• Given instruction
Below is the data. Give it again, complete and exact.

• Stored data
-- begin --

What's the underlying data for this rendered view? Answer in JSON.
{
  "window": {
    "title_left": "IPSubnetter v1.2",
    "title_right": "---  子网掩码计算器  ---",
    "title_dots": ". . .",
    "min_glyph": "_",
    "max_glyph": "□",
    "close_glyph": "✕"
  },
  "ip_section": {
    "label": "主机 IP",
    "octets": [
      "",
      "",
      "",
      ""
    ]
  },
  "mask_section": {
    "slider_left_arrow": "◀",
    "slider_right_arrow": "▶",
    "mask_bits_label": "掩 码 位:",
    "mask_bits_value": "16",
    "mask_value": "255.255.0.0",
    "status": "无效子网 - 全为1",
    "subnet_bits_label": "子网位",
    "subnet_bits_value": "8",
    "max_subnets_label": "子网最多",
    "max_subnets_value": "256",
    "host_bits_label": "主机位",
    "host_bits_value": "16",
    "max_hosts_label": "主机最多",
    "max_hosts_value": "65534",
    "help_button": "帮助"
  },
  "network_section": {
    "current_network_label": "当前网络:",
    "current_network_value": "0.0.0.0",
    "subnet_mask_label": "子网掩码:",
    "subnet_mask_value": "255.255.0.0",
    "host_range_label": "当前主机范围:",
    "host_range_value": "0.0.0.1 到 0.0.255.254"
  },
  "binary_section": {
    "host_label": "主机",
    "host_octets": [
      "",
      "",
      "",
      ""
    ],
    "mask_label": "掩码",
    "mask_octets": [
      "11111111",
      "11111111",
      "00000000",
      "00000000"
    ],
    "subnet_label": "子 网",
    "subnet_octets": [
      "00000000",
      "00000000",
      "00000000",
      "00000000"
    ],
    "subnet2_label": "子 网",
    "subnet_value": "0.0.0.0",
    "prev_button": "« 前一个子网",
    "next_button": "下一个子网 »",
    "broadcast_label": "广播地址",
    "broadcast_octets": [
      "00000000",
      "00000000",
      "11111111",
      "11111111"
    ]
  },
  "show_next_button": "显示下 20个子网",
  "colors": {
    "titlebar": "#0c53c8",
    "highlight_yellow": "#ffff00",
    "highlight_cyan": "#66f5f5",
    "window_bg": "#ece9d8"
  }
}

-- end --

• Exercise result
What's the underlying data for this rendered view? Answer in JSON.
{
  "window": {
    "title_left": "IPSubnetter v1.2",
    "title_right": "---  子网掩码计算器  ---",
    "title_dots": ". . .",
    "min_glyph": "_",
    "max_glyph": "□",
    "close_glyph": "✕"
  },
  "ip_section": {
    "label": "主机 IP",
    "octets": [
      "",
      "",
      "",
      ""
    ]
  },
  "mask_section": {
    "slider_left_arrow": "◀",
    "slider_right_arrow": "▶",
    "mask_bits_label": "掩 码 位:",
    "mask_bits_value": "16",
    "mask_value": "255.255.0.0",
    "status": "无效子网 - 全为1",
    "subnet_bits_label": "子网位",
    "subnet_bits_value": "8",
    "max_subnets_label": "子网最多",
    "max_subnets_value": "256",
    "host_bits_label": "主机位",
    "host_bits_value": "16",
    "max_hosts_label": "主机最多",
    "max_hosts_value": "65534",
    "help_button": "帮助"
  },
  "network_section": {
    "current_network_label": "当前网络:",
    "current_network_value": "0.0.0.0",
    "subnet_mask_label": "子网掩码:",
    "subnet_mask_value": "255.255.0.0",
    "host_range_label": "当前主机范围:",
    "host_range_value": "0.0.0.1 到 0.0.255.254"
  },
  "binary_section": {
    "host_label": "主机",
    "host_octets": [
      "",
      "",
      "",
      ""
    ],
    "mask_label": "掩码",
    "mask_octets": [
      "11111111",
      "11111111",
      "00000000",
      "00000000"
    ],
    "subnet_label": "子 网",
    "subnet_octets": [
      "00000000",
      "00000000",
      "00000000",
      "00000000"
    ],
    "subnet2_label": "子 网",
    "subnet_value": "0.0.0.0",
    "prev_button": "« 前一个子网",
    "next_button": "下一个子网 »",
    "broadcast_label": "广播地址",
    "broadcast_octets": [
      "00000000",
      "00000000",
      "11111111",
      "11111111"
    ]
  },
  "show_next_button": "显示下 20个子网",
  "colors": {
    "titlebar": "#0c53c8",
    "highlight_yellow": "#ffff00",
    "highlight_cyan": "#66f5f5",
    "window_bg": "#ece9d8"
  }
}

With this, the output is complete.